• Record excerpts:
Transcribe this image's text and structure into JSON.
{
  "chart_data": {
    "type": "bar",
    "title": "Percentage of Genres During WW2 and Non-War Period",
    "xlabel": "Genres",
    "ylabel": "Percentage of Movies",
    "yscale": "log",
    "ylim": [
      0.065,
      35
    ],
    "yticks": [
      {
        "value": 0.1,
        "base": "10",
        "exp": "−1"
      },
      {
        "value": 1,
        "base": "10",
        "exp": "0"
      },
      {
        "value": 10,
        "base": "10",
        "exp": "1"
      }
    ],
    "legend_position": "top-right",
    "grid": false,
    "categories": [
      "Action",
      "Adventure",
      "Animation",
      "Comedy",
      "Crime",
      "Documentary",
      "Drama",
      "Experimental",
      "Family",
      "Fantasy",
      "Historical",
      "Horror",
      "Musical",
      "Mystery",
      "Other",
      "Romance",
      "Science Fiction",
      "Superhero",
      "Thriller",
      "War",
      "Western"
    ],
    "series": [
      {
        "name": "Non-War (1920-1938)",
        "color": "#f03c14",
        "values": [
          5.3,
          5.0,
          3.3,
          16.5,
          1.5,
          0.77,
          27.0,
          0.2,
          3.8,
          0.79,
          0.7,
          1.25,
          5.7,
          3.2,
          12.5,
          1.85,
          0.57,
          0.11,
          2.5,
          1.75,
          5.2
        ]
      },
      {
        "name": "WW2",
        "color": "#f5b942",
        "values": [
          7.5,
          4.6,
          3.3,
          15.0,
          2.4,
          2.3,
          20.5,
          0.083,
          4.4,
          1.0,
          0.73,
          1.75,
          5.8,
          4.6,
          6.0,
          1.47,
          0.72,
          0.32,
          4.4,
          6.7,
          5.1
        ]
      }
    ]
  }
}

• What needs to be done:
Output every record above exactly as it appears.

• Finished answer:
Transcribe this image's text and structure into JSON.
{
  "chart_data": {
    "type": "bar",
    "title": "Percentage of Genres During WW2 and Non-War Period",
    "xlabel": "Genres",
    "ylabel": "Percentage of Movies",
    "yscale": "log",
    "ylim": [
      0.065,
      35
    ],
    "yticks": [
      {
        "value": 0.1,
        "base": "10",
        "exp": "−1"
      },
      {
        "value": 1,
        "base": "10",
        "exp": "0"
      },
      {
        "value": 10,
        "base": "10",
        "exp": "1"
      }
    ],
    "legend_position": "top-right",
    "grid": false,
    "categories": [
      "Action",
      "Adventure",
      "Animation",
      "Comedy",
      "Crime",
      "Documentary",
      "Drama",
      "Experimental",
      "Family",
      "Fantasy",
      "Historical",
      "Horror",
      "Musical",
      "Mystery",
      "Other",
      "Romance",
      "Science Fiction",
      "Superhero",
      "Thriller",
      "War",
      "Western"
    ],
    "series": [
      {
        "name": "Non-War (1920-1938)",
        "color": "#f03c14",
        "values": [
          5.3,
          5.0,
          3.3,
          16.5,
          1.5,
          0.77,
          27.0,
          0.2,
          3.8,
          0.79,
          0.7,
          1.25,
          5.7,
          3.2,
          12.5,
          1.85,
          0.57,
          0.11,
          2.5,
          1.75,
          5.2
        ]
      },
      {
        "name": "WW2",
        "color": "#f5b942",
        "values": [
          7.5,
          4.6,
          3.3,
          15.0,
          2.4,
          2.3,
          20.5,
          0.083,
          4.4,
          1.0,
          0.73,
          1.75,
          5.8,
          4.6,
          6.0,
          1.47,
          0.72,
          0.32,
          4.4,
          6.7,
          5.1
        ]
      }
    ]
  }
}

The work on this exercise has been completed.